» Aim of the task: Would it be possible to write out each entry below exactly, without the pictures?

--- START Rows ---

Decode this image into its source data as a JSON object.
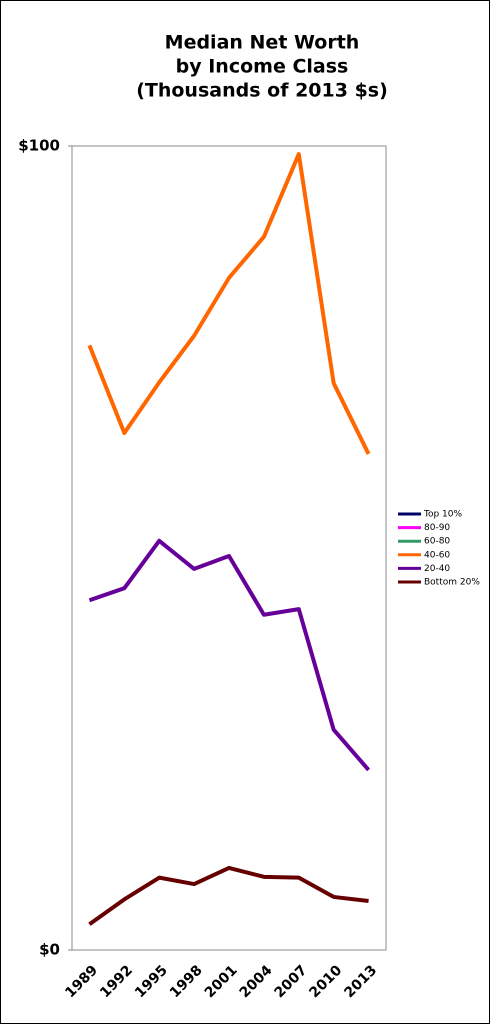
{
  "chart_data": {
    "type": "line",
    "title": [
      "Median Net Worth",
      "by Income Class",
      "(Thousands of 2013 $s)"
    ],
    "categories": [
      "1989",
      "1992",
      "1995",
      "1998",
      "2001",
      "2004",
      "2007",
      "2010",
      "2013"
    ],
    "series": [
      {
        "name": "Top 10%",
        "color": "#000066",
        "values": [
          null,
          null,
          null,
          null,
          null,
          null,
          null,
          null,
          null
        ]
      },
      {
        "name": "80-90",
        "color": "#ff00ff",
        "values": [
          null,
          null,
          null,
          null,
          null,
          null,
          null,
          null,
          null
        ]
      },
      {
        "name": "60-80",
        "color": "#339966",
        "values": [
          null,
          null,
          null,
          null,
          null,
          null,
          null,
          null,
          null
        ]
      },
      {
        "name": "40-60",
        "color": "#ff6600",
        "values": [
          75.2,
          64.3,
          70.6,
          76.4,
          83.6,
          88.7,
          99.0,
          70.5,
          61.7
        ]
      },
      {
        "name": "20-40",
        "color": "#660099",
        "values": [
          43.5,
          45.0,
          50.9,
          47.4,
          49.0,
          41.7,
          42.4,
          27.4,
          22.4
        ]
      },
      {
        "name": "Bottom 20%",
        "color": "#660000",
        "values": [
          3.2,
          6.3,
          9.0,
          8.2,
          10.2,
          9.1,
          9.0,
          6.6,
          6.1
        ]
      }
    ],
    "ylim": [
      0,
      100
    ],
    "yticks": [
      {
        "value": 0,
        "label": "$0"
      },
      {
        "value": 100,
        "label": "$100"
      }
    ],
    "grid": false,
    "legend": "right"
  }
}
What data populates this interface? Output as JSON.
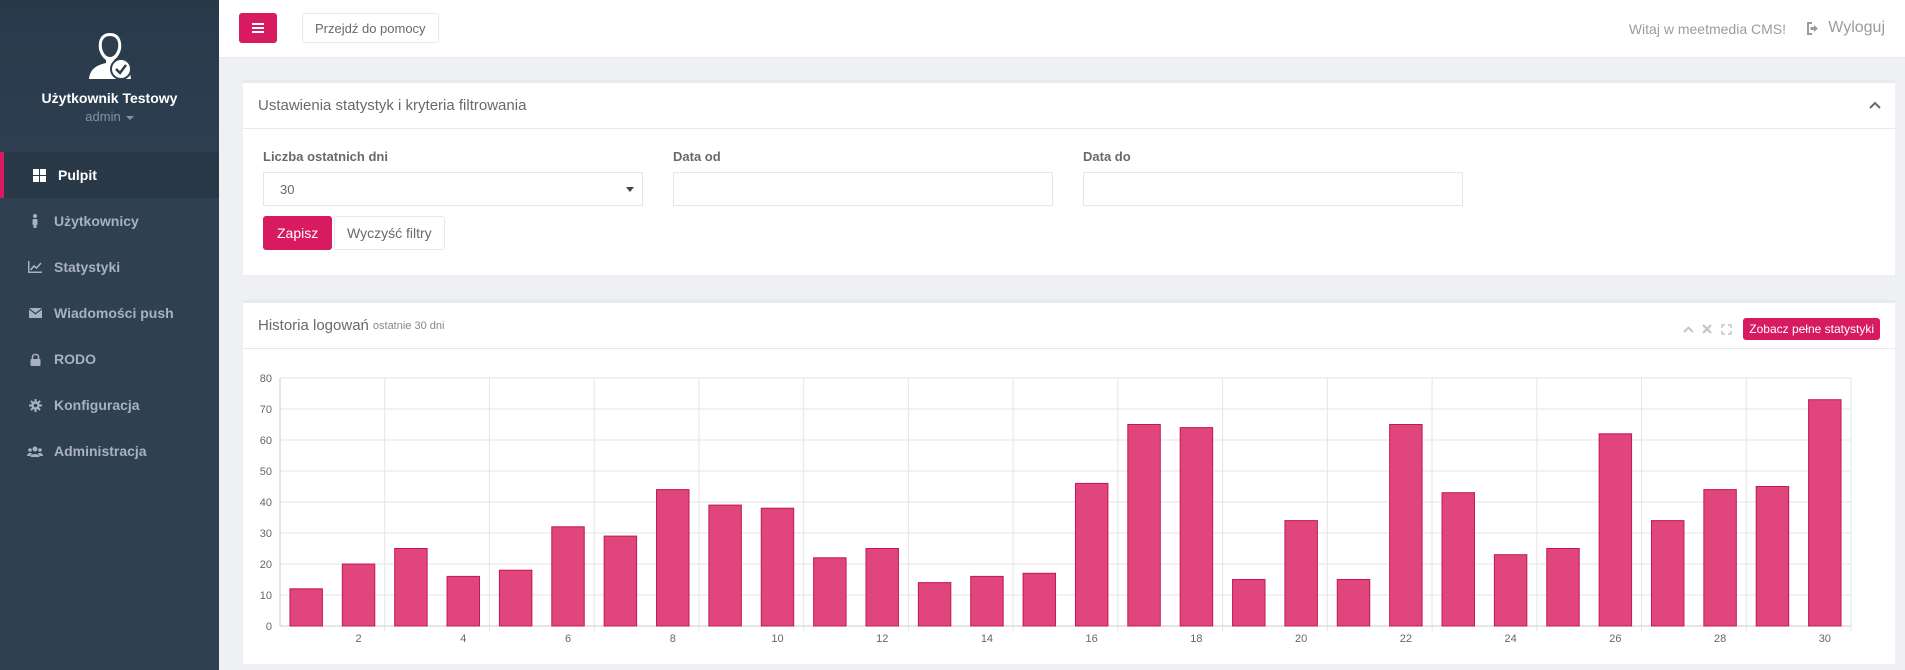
{
  "colors": {
    "accent": "#d81b60",
    "sidebar": "#2f4050",
    "bar_fill": "#e0457b",
    "bar_stroke": "#c2185b"
  },
  "user": {
    "name": "Użytkownik Testowy",
    "role": "admin"
  },
  "sidebar": {
    "items": [
      {
        "label": "Pulpit",
        "icon": "dashboard-icon",
        "active": true
      },
      {
        "label": "Użytkownicy",
        "icon": "user-icon",
        "active": false
      },
      {
        "label": "Statystyki",
        "icon": "line-chart-icon",
        "active": false
      },
      {
        "label": "Wiadomości push",
        "icon": "envelope-icon",
        "active": false
      },
      {
        "label": "RODO",
        "icon": "lock-icon",
        "active": false
      },
      {
        "label": "Konfiguracja",
        "icon": "gear-icon",
        "active": false
      },
      {
        "label": "Administracja",
        "icon": "users-icon",
        "active": false
      }
    ]
  },
  "topbar": {
    "help_label": "Przejdź do pomocy",
    "welcome": "Witaj w meetmedia CMS!",
    "logout_label": "Wyloguj"
  },
  "filters": {
    "title": "Ustawienia statystyk i kryteria filtrowania",
    "days_label": "Liczba ostatnich dni",
    "days_value": "30",
    "date_from_label": "Data od",
    "date_from_value": "",
    "date_to_label": "Data do",
    "date_to_value": "",
    "save_label": "Zapisz",
    "clear_label": "Wyczyść filtry"
  },
  "chart_panel": {
    "title": "Historia logowań",
    "subtitle": "ostatnie 30 dni",
    "full_stats_label": "Zobacz pełne statystyki"
  },
  "chart_data": {
    "type": "bar",
    "categories": [
      "1",
      "2",
      "3",
      "4",
      "5",
      "6",
      "7",
      "8",
      "9",
      "10",
      "11",
      "12",
      "13",
      "14",
      "15",
      "16",
      "17",
      "18",
      "19",
      "20",
      "21",
      "22",
      "23",
      "24",
      "25",
      "26",
      "27",
      "28",
      "29",
      "30"
    ],
    "x_tick_labels": [
      "2",
      "4",
      "6",
      "8",
      "10",
      "12",
      "14",
      "16",
      "18",
      "20",
      "22",
      "24",
      "26",
      "28",
      "30"
    ],
    "values": [
      12,
      20,
      25,
      16,
      18,
      32,
      29,
      44,
      39,
      38,
      22,
      25,
      14,
      16,
      17,
      46,
      65,
      64,
      15,
      34,
      15,
      65,
      43,
      23,
      25,
      62,
      34,
      44,
      45,
      73
    ],
    "ylim": [
      0,
      80
    ],
    "y_ticks": [
      0,
      10,
      20,
      30,
      40,
      50,
      60,
      70,
      80
    ],
    "grid": true,
    "title": "",
    "xlabel": "",
    "ylabel": ""
  }
}
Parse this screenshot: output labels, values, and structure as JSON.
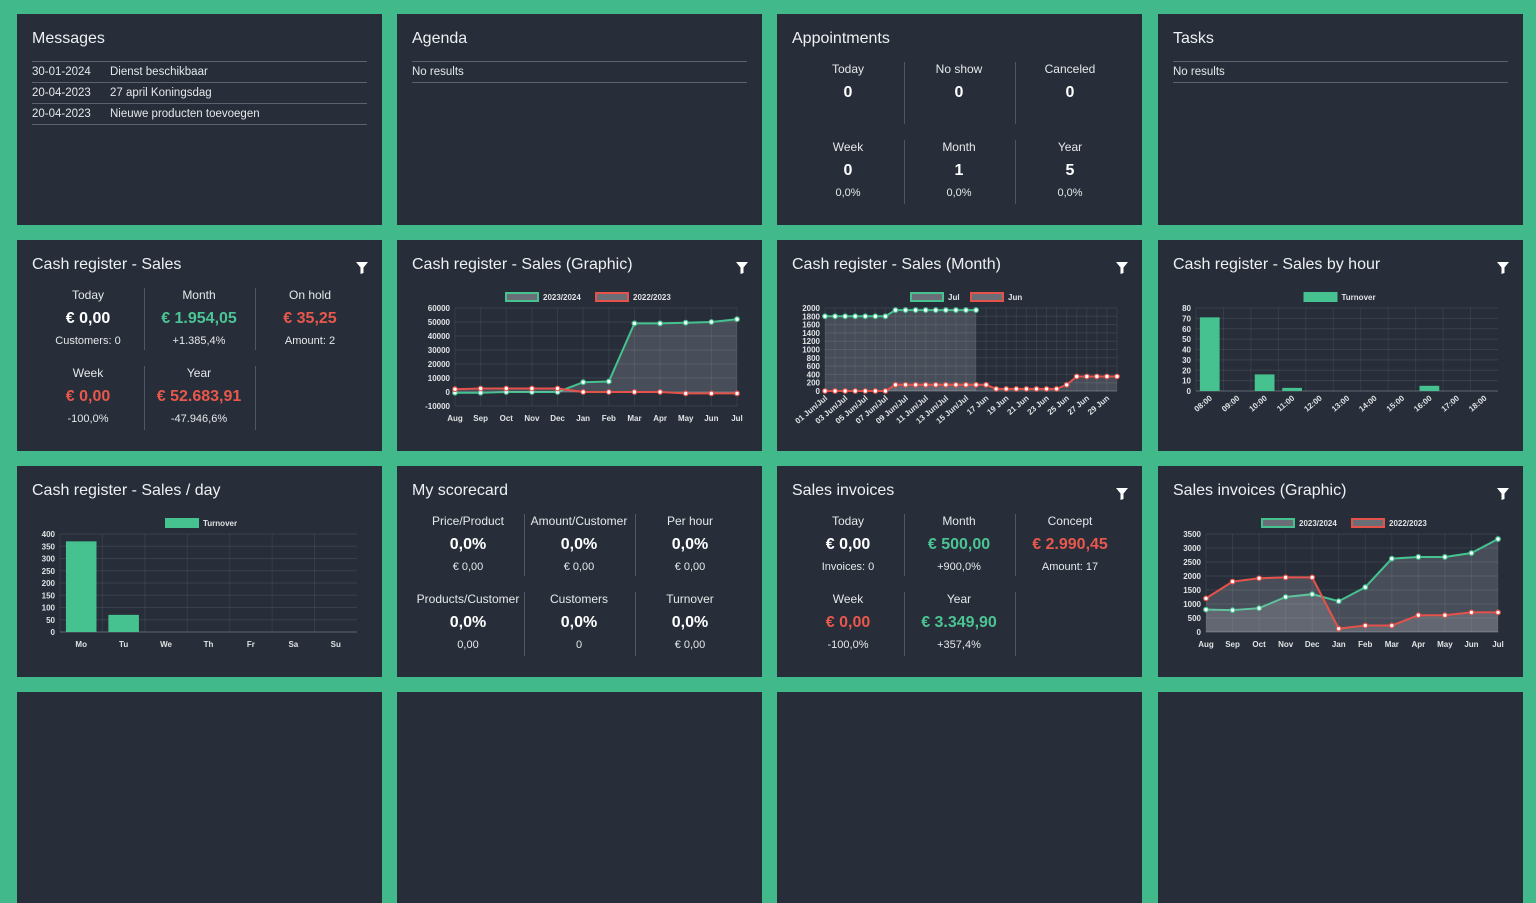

--- END Rows ---

» Full response:
Decode this image into its source data as a JSON object.
{
  "chart_data": {
    "type": "line",
    "title": [
      "Median Net Worth",
      "by Income Class",
      "(Thousands of 2013 $s)"
    ],
    "categories": [
      "1989",
      "1992",
      "1995",
      "1998",
      "2001",
      "2004",
      "2007",
      "2010",
      "2013"
    ],
    "series": [
      {
        "name": "Top 10%",
        "color": "#000066",
        "values": [
          null,
          null,
          null,
          null,
          null,
          null,
          null,
          null,
          null
        ]
      },
      {
        "name": "80-90",
        "color": "#ff00ff",
        "values": [
          null,
          null,
          null,
          null,
          null,
          null,
          null,
          null,
          null
        ]
      },
      {
        "name": "60-80",
        "color": "#339966",
        "values": [
          null,
          null,
          null,
          null,
          null,
          null,
          null,
          null,
          null
        ]
      },
      {
        "name": "40-60",
        "color": "#ff6600",
        "values": [
          75.2,
          64.3,
          70.6,
          76.4,
          83.6,
          88.7,
          99.0,
          70.5,
          61.7
        ]
      },
      {
        "name": "20-40",
        "color": "#660099",
        "values": [
          43.5,
          45.0,
          50.9,
          47.4,
          49.0,
          41.7,
          42.4,
          27.4,
          22.4
        ]
      },
      {
        "name": "Bottom 20%",
        "color": "#660000",
        "values": [
          3.2,
          6.3,
          9.0,
          8.2,
          10.2,
          9.1,
          9.0,
          6.6,
          6.1
        ]
      }
    ],
    "ylim": [
      0,
      100
    ],
    "yticks": [
      {
        "value": 0,
        "label": "$0"
      },
      {
        "value": 100,
        "label": "$100"
      }
    ],
    "grid": false,
    "legend": "right"
  }
}
What data populates this interface? Output as JSON.
{
  "colors": {
    "accent": "#d81b60",
    "sidebar": "#2f4050",
    "bar_fill": "#e0457b",
    "bar_stroke": "#c2185b"
  },
  "user": {
    "name": "Użytkownik Testowy",
    "role": "admin"
  },
  "sidebar": {
    "items": [
      {
        "label": "Pulpit",
        "icon": "dashboard-icon",
        "active": true
      },
      {
        "label": "Użytkownicy",
        "icon": "user-icon",
        "active": false
      },
      {
        "label": "Statystyki",
        "icon": "line-chart-icon",
        "active": false
      },
      {
        "label": "Wiadomości push",
        "icon": "envelope-icon",
        "active": false
      },
      {
        "label": "RODO",
        "icon": "lock-icon",
        "active": false
      },
      {
        "label": "Konfiguracja",
        "icon": "gear-icon",
        "active": false
      },
      {
        "label": "Administracja",
        "icon": "users-icon",
        "active": false
      }
    ]
  },
  "topbar": {
    "help_label": "Przejdź do pomocy",
    "welcome": "Witaj w meetmedia CMS!",
    "logout_label": "Wyloguj"
  },
  "filters": {
    "title": "Ustawienia statystyk i kryteria filtrowania",
    "days_label": "Liczba ostatnich dni",
    "days_value": "30",
    "date_from_label": "Data od",
    "date_from_value": "",
    "date_to_label": "Data do",
    "date_to_value": "",
    "save_label": "Zapisz",
    "clear_label": "Wyczyść filtry"
  },
  "chart_panel": {
    "title": "Historia logowań",
    "subtitle": "ostatnie 30 dni",
    "full_stats_label": "Zobacz pełne statystyki"
  },
  "chart_data": {
    "type": "bar",
    "categories": [
      "1",
      "2",
      "3",
      "4",
      "5",
      "6",
      "7",
      "8",
      "9",
      "10",
      "11",
      "12",
      "13",
      "14",
      "15",
      "16",
      "17",
      "18",
      "19",
      "20",
      "21",
      "22",
      "23",
      "24",
      "25",
      "26",
      "27",
      "28",
      "29",
      "30"
    ],
    "x_tick_labels": [
      "2",
      "4",
      "6",
      "8",
      "10",
      "12",
      "14",
      "16",
      "18",
      "20",
      "22",
      "24",
      "26",
      "28",
      "30"
    ],
    "values": [
      12,
      20,
      25,
      16,
      18,
      32,
      29,
      44,
      39,
      38,
      22,
      25,
      14,
      16,
      17,
      46,
      65,
      64,
      15,
      34,
      15,
      65,
      43,
      23,
      25,
      62,
      34,
      44,
      45,
      73
    ],
    "ylim": [
      0,
      80
    ],
    "y_ticks": [
      0,
      10,
      20,
      30,
      40,
      50,
      60,
      70,
      80
    ],
    "grid": true,
    "title": "",
    "xlabel": "",
    "ylabel": ""
  }
}
Parse this screenshot: output labels, values, and structure as JSON.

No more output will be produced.